■ **Data records**
┄┄┄┄┄┄┄┄┄┄
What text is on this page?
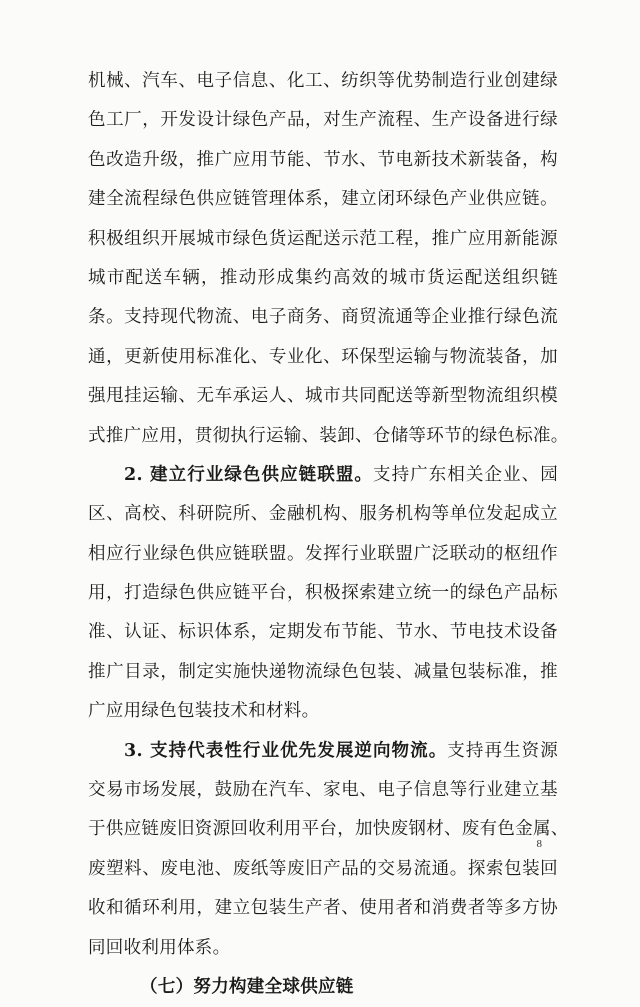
机械、汽车、电子信息、化工、纺织等优势制造行业创建绿
色工厂，开发设计绿色产品，对生产流程、生产设备进行绿
色改造升级，推广应用节能、节水、节电新技术新装备，构
建全流程绿色供应链管理体系，建立闭环绿色产业供应链。
积极组织开展城市绿色货运配送示范工程，推广应用新能源
城市配送车辆，推动形成集约高效的城市货运配送组织链
条。支持现代物流、电子商务、商贸流通等企业推行绿色流
通，更新使用标准化、专业化、环保型运输与物流装备，加
强甩挂运输、无车承运人、城市共同配送等新型物流组织模
式推广应用，贯彻执行运输、装卸、仓储等环节的绿色标准。
2. 建立行业绿色供应链联盟。支持广东相关企业、园
区、高校、科研院所、金融机构、服务机构等单位发起成立
相应行业绿色供应链联盟。发挥行业联盟广泛联动的枢纽作
用，打造绿色供应链平台，积极探索建立统一的绿色产品标
准、认证、标识体系，定期发布节能、节水、节电技术设备
推广目录，制定实施快递物流绿色包装、减量包装标准，推
广应用绿色包装技术和材料。
3. 支持代表性行业优先发展逆向物流。支持再生资源
交易市场发展，鼓励在汽车、家电、电子信息等行业建立基
于供应链废旧资源回收利用平台，加快废钢材、废有色金属、
废塑料、废电池、废纸等废旧产品的交易流通。探索包装回
收和循环利用，建立包装生产者、使用者和消费者等多方协
同回收利用体系。
（七）努力构建全球供应链
8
┄┄┄┄┄┄┄┄┄┄
■ **TASK REQUIREMENTS**
Write out every entry again word for word, without any of the pictures.

■ **RESULT OF THIS TASK**
What text is on this page?
机械、汽车、电子信息、化工、纺织等优势制造行业创建绿
色工厂，开发设计绿色产品，对生产流程、生产设备进行绿
色改造升级，推广应用节能、节水、节电新技术新装备，构
建全流程绿色供应链管理体系，建立闭环绿色产业供应链。
积极组织开展城市绿色货运配送示范工程，推广应用新能源
城市配送车辆，推动形成集约高效的城市货运配送组织链
条。支持现代物流、电子商务、商贸流通等企业推行绿色流
通，更新使用标准化、专业化、环保型运输与物流装备，加
强甩挂运输、无车承运人、城市共同配送等新型物流组织模
式推广应用，贯彻执行运输、装卸、仓储等环节的绿色标准。
2. 建立行业绿色供应链联盟。支持广东相关企业、园
区、高校、科研院所、金融机构、服务机构等单位发起成立
相应行业绿色供应链联盟。发挥行业联盟广泛联动的枢纽作
用，打造绿色供应链平台，积极探索建立统一的绿色产品标
准、认证、标识体系，定期发布节能、节水、节电技术设备
推广目录，制定实施快递物流绿色包装、减量包装标准，推
广应用绿色包装技术和材料。
3. 支持代表性行业优先发展逆向物流。支持再生资源
交易市场发展，鼓励在汽车、家电、电子信息等行业建立基
于供应链废旧资源回收利用平台，加快废钢材、废有色金属、
废塑料、废电池、废纸等废旧产品的交易流通。探索包装回
收和循环利用，建立包装生产者、使用者和消费者等多方协
同回收利用体系。
（七）努力构建全球供应链
8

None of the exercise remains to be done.